→ **TASK INSTRUCTIONS**
a) Name every person mentioned by name in the interview excerpt, including the two speakers.
b) Please restate the paragraph in the interview excerpt that begins "And I tried a children's book on Federal Jurisdiction" in fewer words, keeping its main facts.
c) Reproduce a passage from the interview excerpt word for word: begin at the words "John Browning: Well, I" and stop after "Rocky Dhir: No?".

For some reason I can never get him to stop writing books, this guy, his name is John Browning.
John, how are you?
John Browning: Doing great, Rocky.
Rocky Dhir: Many of you may have heard of John or you may have heard him speak or you may have read his books. You have been writing about almost everything under the Sun. Do you have like a murder mystery thriller yet?
John Browning: Not yet, because my wife would like me to write a John Grisham like courtroom thriller, only unfortunately, I don’t think I’m that creative. I think I’m going to have to do something that makes more money one of these days.
Rocky Dhir: You could take a Grisham book and maybe just put like some duct tape over his name and put yours in with like a sharpie.
John Browning: Or do like a color by numbers thing and just change some names.
Rocky Dhir: You could be a children’s author, how about that?
John Browning: Well, my first children’s book didn’t do very well, Rocky, for reasons that may be obvious by the title, it’s called ‘Daddy Drinks Because You Cry’, and just didn’t really succeed.
I also tried a —
Rocky Dhir: The truth hurts sometimes, the truth hurts to kids.
John Browning: And I tried a children’s book on Federal Jurisdiction called — it was really kind of a Dr. Seuss style called ‘There’s a Pennoyer in My Foyer’, but apparently Federal Jurisdiction is not a big issue with the pre-K set.
Rocky Dhir: They should make a Christmas movie out of that though, Pennoyer in the Foyer.
John Browning: Well, I still have the movie rights, and unfortunately all the rights.
Rocky Dhir: Nobody has asked you for them yet?
John Browning: No.
Rocky Dhir: No?
John Browning: No.
Rocky Dhir: Well, maybe somebody will hear this.
John Browning: Ah, that could be my ticket to stardom.
Rocky Dhir: Yes. Steven Spielberg, are you listening to this? Hey Spielberg, listen, you got to get this guy, make Pennoyer in the Foyer into an actual movie. You can change it around entirely and make it more like Star Wars-esque, but just keep the title.
John Browning: Exactly.
Rocky Dhir: That’s all we care about.
John Browning: Yeah.
Rocky Dhir: Substance doesn’t matter anymore.
John Browning: You don’t need much CGI with Federal Jurisdiction.

→ **SUPPLIED DATA**
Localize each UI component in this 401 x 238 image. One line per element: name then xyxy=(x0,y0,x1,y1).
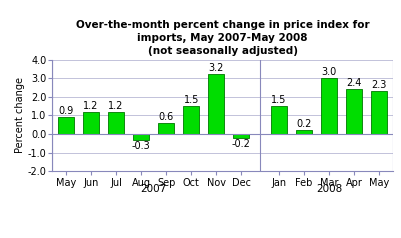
Text: 2008: 2008 xyxy=(316,183,342,193)
Bar xyxy=(133,134,149,140)
Bar xyxy=(296,130,312,134)
Bar xyxy=(321,78,337,134)
Title: Over-the-month percent change in price index for
imports, May 2007-May 2008
(not: Over-the-month percent change in price i… xyxy=(76,20,369,56)
Text: -0.3: -0.3 xyxy=(132,141,150,151)
Text: 2007: 2007 xyxy=(140,183,167,193)
Text: 2.3: 2.3 xyxy=(371,80,387,90)
Text: -0.2: -0.2 xyxy=(232,139,251,149)
Bar xyxy=(108,112,124,134)
Bar xyxy=(158,123,174,134)
Bar xyxy=(233,134,249,138)
Text: 3.0: 3.0 xyxy=(322,67,337,77)
Text: 0.6: 0.6 xyxy=(158,112,174,122)
Text: 1.2: 1.2 xyxy=(83,101,99,111)
Bar xyxy=(271,106,287,134)
Text: 0.9: 0.9 xyxy=(58,106,73,116)
Text: 3.2: 3.2 xyxy=(209,63,224,73)
Text: 1.5: 1.5 xyxy=(184,95,199,105)
Text: 1.2: 1.2 xyxy=(108,101,124,111)
Text: 0.2: 0.2 xyxy=(296,119,312,129)
Bar xyxy=(346,89,362,134)
Bar xyxy=(83,112,99,134)
Bar xyxy=(58,117,74,134)
Bar xyxy=(208,74,225,134)
Bar xyxy=(183,106,199,134)
Text: 2.4: 2.4 xyxy=(346,78,362,88)
Y-axis label: Percent change: Percent change xyxy=(15,77,25,154)
Text: 1.5: 1.5 xyxy=(271,95,287,105)
Bar xyxy=(371,91,387,134)
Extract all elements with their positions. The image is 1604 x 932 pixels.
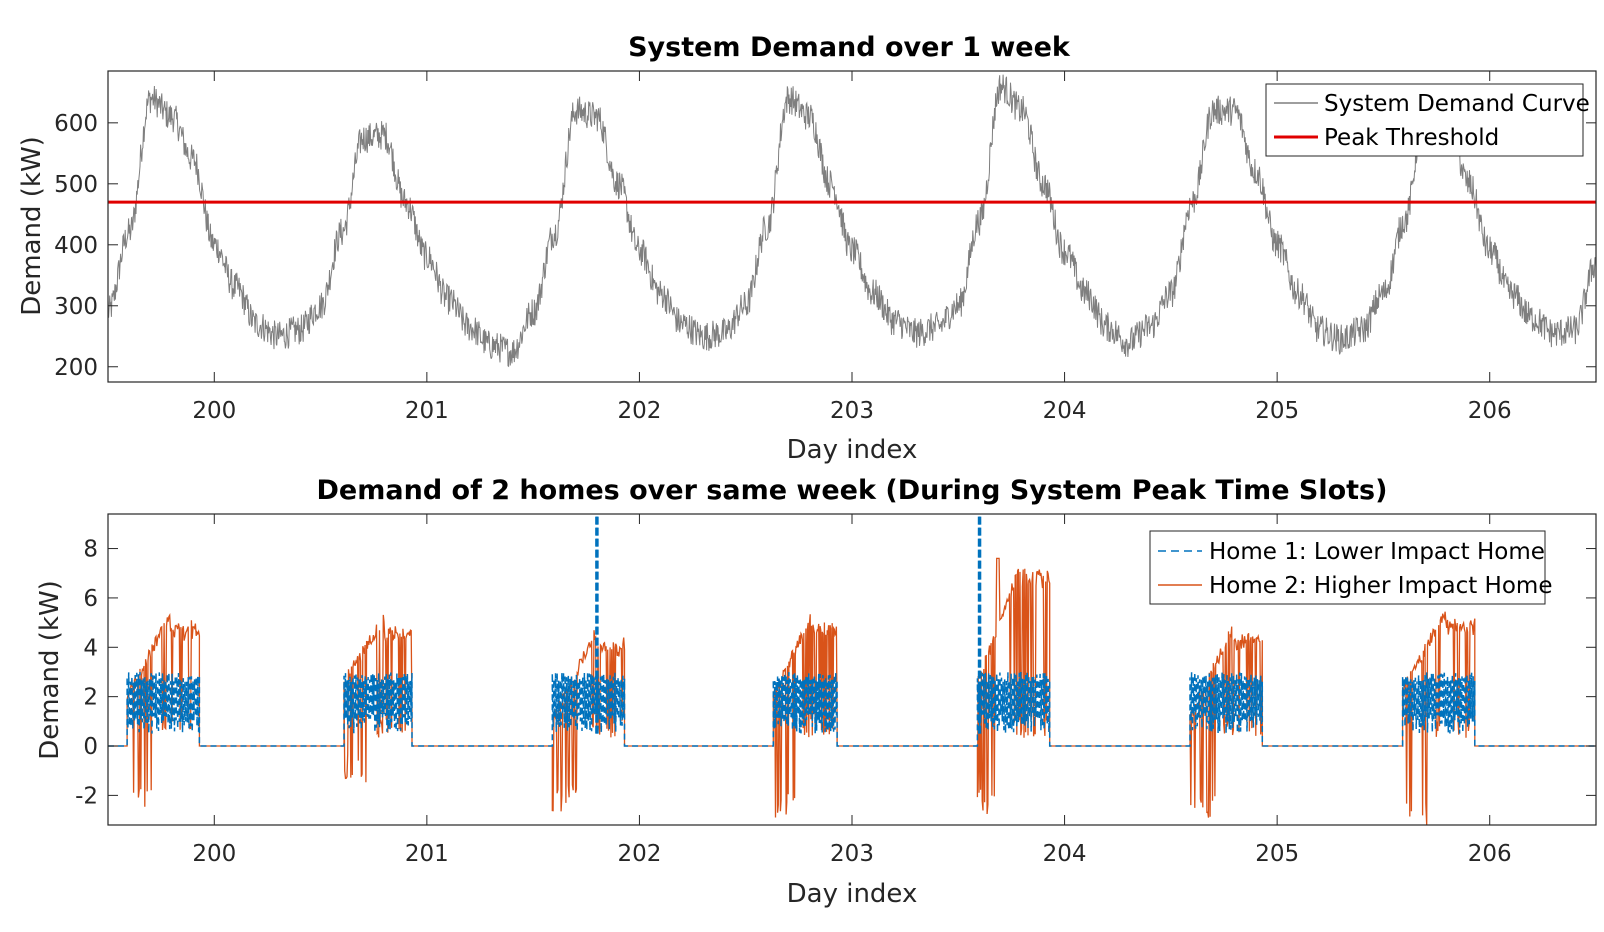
bottom-y-tick-label: 4	[83, 635, 98, 661]
home1-demand-line	[108, 671, 1596, 747]
bottom-y-tick-label: 6	[83, 586, 98, 612]
bottom-y-axis-label: Demand (kW)	[35, 580, 65, 760]
top-x-tick-label: 206	[1468, 398, 1512, 424]
bottom-x-tick-label: 201	[405, 841, 449, 867]
bottom-plot-data	[108, 514, 1596, 825]
legend-label-system-demand: System Demand Curve	[1324, 91, 1590, 117]
bottom-x-tick-label: 206	[1468, 841, 1512, 867]
legend-label-home1: Home 1: Lower Impact Home	[1209, 539, 1545, 565]
top-chart-title: System Demand over 1 week	[628, 32, 1071, 63]
bottom-legend: Home 1: Lower Impact Home Home 2: Higher…	[1149, 530, 1552, 605]
legend-label-peak-threshold: Peak Threshold	[1324, 125, 1499, 151]
top-x-tick-label: 202	[617, 398, 661, 424]
top-legend-box	[1265, 83, 1584, 157]
top-x-tick-label: 205	[1255, 398, 1299, 424]
bottom-x-tick-label: 204	[1043, 841, 1087, 867]
bottom-x-tick-label: 202	[617, 841, 661, 867]
bottom-chart: Demand of 2 homes over same week (During…	[35, 475, 1597, 909]
top-x-tick-label: 203	[830, 398, 874, 424]
bottom-chart-title: Demand of 2 homes over same week (During…	[317, 475, 1388, 506]
top-legend: System Demand Curve Peak Threshold	[1265, 83, 1590, 157]
bottom-x-axis-label: Day index	[787, 879, 918, 909]
top-plot-data	[108, 74, 1596, 368]
bottom-y-tick-label: 2	[83, 685, 98, 711]
top-x-tick-label: 204	[1043, 398, 1087, 424]
bottom-x-tick-label: 203	[830, 841, 874, 867]
bottom-x-tick-label: 205	[1255, 841, 1299, 867]
top-axis-ticks: 200 201 202 203 204 205 206 200 300 400 500 600	[54, 71, 1596, 424]
bottom-y-tick-label: 0	[83, 734, 98, 760]
top-x-tick-label: 200	[192, 398, 236, 424]
top-y-axis-label: Demand (kW)	[17, 136, 47, 316]
system-demand-curve	[108, 74, 1596, 368]
top-y-tick-label: 500	[54, 172, 98, 198]
top-x-tick-label: 201	[405, 398, 449, 424]
top-x-axis-label: Day index	[787, 435, 918, 465]
top-y-tick-label: 300	[54, 294, 98, 320]
bottom-x-tick-label: 200	[192, 841, 236, 867]
bottom-axis-ticks: 200 201 202 203 204 205 206 -2 0 2 4 6 8	[75, 514, 1596, 867]
top-y-tick-label: 200	[54, 355, 98, 381]
legend-label-home2: Home 2: Higher Impact Home	[1209, 573, 1552, 599]
bottom-y-tick-label: 8	[83, 537, 98, 563]
top-chart: System Demand over 1 week 200 201 202 203 20…	[17, 32, 1597, 465]
bottom-y-tick-label: -2	[75, 783, 98, 809]
bottom-legend-box	[1149, 530, 1546, 605]
top-y-tick-label: 600	[54, 111, 98, 137]
top-y-tick-label: 400	[54, 233, 98, 259]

→ **THE RESULTS**
a) John Browning, Rocky Dhir, John Grisham, Dr. Seuss, Steven Spielberg

b) I also tried a Dr. Seuss–style children's book on Federal Jurisdiction, "There's a Pennoyer in My Foyer," but the subject didn't interest the pre-K crowd.

c)
John Browning: Well, I still have the movie rights, and unfortunately all the rights.
Rocky Dhir: Nobody has asked you for them yet?
John Browning: No.
Rocky Dhir: No?